Work to be completed:
Throughout the records below, find each line holding "Tryck" and copy it.

*****

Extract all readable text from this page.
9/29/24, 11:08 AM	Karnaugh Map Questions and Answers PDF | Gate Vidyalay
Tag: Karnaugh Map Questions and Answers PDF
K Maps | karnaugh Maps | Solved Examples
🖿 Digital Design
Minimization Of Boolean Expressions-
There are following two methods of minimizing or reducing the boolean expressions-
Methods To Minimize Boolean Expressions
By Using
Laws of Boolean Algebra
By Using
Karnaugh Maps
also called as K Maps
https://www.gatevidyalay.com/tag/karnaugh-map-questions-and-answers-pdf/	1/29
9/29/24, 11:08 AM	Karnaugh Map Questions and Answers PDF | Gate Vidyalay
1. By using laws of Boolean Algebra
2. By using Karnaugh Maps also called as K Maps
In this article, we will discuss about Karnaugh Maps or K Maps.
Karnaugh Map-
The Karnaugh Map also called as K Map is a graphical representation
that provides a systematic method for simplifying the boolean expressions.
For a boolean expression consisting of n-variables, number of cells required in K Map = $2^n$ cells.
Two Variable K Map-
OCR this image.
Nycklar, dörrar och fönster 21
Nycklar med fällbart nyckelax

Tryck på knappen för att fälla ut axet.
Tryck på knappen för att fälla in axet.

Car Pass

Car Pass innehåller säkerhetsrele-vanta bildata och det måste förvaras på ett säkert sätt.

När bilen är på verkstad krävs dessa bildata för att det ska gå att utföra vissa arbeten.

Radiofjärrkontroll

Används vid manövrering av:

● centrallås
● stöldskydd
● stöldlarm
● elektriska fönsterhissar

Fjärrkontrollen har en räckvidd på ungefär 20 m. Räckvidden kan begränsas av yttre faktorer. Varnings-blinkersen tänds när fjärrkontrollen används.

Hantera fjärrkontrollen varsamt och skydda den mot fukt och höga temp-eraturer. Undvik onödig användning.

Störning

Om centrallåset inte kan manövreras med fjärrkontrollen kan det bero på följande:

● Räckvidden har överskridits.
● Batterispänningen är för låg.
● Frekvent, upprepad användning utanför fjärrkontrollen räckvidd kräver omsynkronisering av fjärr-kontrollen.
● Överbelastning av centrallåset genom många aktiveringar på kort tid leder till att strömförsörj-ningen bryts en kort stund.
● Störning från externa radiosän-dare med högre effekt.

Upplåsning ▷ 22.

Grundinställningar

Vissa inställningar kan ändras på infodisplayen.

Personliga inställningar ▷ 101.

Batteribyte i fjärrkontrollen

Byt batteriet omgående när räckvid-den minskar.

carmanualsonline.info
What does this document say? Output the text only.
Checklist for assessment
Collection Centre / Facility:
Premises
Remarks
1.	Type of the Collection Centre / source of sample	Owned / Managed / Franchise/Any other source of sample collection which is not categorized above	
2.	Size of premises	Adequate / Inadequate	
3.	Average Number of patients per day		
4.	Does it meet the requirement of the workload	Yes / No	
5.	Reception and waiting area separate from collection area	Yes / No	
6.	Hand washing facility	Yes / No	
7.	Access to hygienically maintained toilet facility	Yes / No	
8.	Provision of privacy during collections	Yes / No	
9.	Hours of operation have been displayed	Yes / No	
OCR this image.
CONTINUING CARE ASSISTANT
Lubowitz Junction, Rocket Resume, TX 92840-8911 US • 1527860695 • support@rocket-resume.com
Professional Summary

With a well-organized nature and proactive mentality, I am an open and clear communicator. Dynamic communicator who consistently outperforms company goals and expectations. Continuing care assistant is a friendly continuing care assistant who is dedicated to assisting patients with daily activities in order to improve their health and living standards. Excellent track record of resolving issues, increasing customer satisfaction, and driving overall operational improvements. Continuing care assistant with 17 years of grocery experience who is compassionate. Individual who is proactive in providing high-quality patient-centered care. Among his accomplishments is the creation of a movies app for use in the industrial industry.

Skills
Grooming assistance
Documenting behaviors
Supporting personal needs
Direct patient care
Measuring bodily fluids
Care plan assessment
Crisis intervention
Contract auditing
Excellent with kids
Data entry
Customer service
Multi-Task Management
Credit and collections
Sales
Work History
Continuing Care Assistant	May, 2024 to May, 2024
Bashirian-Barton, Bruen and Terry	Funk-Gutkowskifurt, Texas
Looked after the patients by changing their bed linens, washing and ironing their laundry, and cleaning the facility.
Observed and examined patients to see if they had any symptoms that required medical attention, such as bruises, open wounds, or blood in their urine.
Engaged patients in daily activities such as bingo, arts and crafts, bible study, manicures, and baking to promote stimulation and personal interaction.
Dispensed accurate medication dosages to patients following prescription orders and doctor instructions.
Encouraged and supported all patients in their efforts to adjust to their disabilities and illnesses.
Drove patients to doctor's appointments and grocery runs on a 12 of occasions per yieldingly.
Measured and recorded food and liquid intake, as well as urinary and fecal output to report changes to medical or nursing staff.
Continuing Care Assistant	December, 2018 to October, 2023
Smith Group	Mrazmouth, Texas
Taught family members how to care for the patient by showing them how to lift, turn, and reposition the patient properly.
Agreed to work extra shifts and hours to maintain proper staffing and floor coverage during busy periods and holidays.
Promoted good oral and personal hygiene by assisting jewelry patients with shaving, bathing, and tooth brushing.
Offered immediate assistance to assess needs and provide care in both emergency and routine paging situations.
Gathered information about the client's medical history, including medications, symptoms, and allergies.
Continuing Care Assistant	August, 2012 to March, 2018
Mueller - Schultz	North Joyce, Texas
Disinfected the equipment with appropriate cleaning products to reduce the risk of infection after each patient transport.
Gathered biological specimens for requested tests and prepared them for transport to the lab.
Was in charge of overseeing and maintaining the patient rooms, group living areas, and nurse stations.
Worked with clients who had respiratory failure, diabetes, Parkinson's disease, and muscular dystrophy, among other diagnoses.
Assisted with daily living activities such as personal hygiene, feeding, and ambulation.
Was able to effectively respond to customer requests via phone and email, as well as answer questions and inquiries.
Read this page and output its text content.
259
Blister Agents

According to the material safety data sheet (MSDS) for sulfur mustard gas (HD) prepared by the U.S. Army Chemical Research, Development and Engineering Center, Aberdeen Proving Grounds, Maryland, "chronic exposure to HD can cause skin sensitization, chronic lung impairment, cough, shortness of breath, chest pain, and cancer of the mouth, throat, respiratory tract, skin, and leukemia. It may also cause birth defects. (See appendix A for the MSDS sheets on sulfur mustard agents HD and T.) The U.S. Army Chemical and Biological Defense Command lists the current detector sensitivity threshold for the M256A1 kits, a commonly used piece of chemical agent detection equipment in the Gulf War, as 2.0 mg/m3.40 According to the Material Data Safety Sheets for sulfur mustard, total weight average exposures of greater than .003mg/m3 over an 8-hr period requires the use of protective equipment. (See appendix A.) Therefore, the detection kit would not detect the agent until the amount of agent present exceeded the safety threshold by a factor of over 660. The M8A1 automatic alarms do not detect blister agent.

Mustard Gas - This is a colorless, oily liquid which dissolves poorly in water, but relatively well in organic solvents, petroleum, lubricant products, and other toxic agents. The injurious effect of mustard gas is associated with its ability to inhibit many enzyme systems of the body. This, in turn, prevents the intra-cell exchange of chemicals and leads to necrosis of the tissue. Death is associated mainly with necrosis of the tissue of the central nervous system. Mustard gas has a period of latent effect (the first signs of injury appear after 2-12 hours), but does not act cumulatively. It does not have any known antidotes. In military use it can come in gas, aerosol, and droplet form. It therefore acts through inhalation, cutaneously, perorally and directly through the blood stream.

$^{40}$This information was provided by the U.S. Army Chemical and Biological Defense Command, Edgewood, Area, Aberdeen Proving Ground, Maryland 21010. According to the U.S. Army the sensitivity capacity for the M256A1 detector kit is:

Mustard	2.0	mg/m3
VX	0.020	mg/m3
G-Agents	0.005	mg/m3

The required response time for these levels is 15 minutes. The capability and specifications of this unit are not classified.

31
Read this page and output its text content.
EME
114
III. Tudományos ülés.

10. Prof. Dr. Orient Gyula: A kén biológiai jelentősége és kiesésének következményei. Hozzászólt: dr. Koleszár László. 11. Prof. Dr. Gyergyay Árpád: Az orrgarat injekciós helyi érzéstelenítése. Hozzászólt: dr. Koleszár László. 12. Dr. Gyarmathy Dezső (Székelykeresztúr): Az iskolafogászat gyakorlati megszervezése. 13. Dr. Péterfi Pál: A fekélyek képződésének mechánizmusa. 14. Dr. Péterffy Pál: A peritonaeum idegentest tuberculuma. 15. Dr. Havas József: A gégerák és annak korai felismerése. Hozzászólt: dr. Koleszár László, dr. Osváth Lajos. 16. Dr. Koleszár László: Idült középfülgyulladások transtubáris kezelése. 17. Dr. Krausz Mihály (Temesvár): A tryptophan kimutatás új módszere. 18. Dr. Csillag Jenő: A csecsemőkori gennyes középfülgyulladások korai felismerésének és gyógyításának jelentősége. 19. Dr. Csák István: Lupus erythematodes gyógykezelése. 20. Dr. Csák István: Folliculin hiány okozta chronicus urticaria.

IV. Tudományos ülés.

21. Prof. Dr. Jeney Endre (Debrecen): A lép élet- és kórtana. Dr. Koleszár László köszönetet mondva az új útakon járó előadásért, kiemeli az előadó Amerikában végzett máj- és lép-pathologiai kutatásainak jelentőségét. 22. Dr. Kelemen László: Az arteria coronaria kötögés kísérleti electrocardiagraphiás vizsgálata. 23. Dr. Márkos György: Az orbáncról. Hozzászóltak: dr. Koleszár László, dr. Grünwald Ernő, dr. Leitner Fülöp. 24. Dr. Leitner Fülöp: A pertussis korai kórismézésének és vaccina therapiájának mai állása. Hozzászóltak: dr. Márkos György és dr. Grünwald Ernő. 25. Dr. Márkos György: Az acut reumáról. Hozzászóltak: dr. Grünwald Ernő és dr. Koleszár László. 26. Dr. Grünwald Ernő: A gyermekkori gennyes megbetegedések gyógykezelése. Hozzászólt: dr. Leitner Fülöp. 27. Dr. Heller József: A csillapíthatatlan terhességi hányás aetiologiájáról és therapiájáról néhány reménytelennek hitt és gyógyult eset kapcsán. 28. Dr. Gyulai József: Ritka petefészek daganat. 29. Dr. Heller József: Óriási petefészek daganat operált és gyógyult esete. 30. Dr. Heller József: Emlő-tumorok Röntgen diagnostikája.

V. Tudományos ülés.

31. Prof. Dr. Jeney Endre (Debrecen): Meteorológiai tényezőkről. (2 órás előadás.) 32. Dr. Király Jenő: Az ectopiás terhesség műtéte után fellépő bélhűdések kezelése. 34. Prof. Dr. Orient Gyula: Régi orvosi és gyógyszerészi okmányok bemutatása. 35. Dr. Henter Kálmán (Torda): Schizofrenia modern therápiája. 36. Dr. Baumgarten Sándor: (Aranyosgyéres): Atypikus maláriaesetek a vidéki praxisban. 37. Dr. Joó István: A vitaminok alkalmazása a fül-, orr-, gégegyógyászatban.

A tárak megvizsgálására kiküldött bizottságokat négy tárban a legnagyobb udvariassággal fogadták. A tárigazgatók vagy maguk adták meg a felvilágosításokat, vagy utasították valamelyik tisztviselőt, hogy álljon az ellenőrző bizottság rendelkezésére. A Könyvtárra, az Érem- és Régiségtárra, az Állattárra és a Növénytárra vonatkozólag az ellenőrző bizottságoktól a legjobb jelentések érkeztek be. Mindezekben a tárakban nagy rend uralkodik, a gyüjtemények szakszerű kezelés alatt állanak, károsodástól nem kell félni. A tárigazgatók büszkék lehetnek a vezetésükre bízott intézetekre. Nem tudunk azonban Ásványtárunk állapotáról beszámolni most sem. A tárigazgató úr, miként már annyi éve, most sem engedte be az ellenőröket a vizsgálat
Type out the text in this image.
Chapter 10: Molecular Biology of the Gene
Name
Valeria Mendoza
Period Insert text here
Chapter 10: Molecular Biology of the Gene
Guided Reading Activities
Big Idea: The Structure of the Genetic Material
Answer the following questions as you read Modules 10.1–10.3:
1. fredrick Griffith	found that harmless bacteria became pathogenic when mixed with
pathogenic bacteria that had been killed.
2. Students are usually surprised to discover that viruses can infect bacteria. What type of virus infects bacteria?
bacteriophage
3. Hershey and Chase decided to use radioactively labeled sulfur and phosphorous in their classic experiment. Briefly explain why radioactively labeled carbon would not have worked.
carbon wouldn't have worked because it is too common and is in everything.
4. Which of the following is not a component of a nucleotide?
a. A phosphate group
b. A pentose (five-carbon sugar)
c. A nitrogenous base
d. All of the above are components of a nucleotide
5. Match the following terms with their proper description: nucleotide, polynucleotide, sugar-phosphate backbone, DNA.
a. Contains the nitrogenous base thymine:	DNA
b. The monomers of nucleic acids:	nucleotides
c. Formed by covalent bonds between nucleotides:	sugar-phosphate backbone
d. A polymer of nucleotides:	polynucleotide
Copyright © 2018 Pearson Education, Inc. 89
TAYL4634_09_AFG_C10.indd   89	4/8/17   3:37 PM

*****

Answer space:
Tryck på knappen för att fälla ut axet.
Tryck på knappen för att fälla in axet.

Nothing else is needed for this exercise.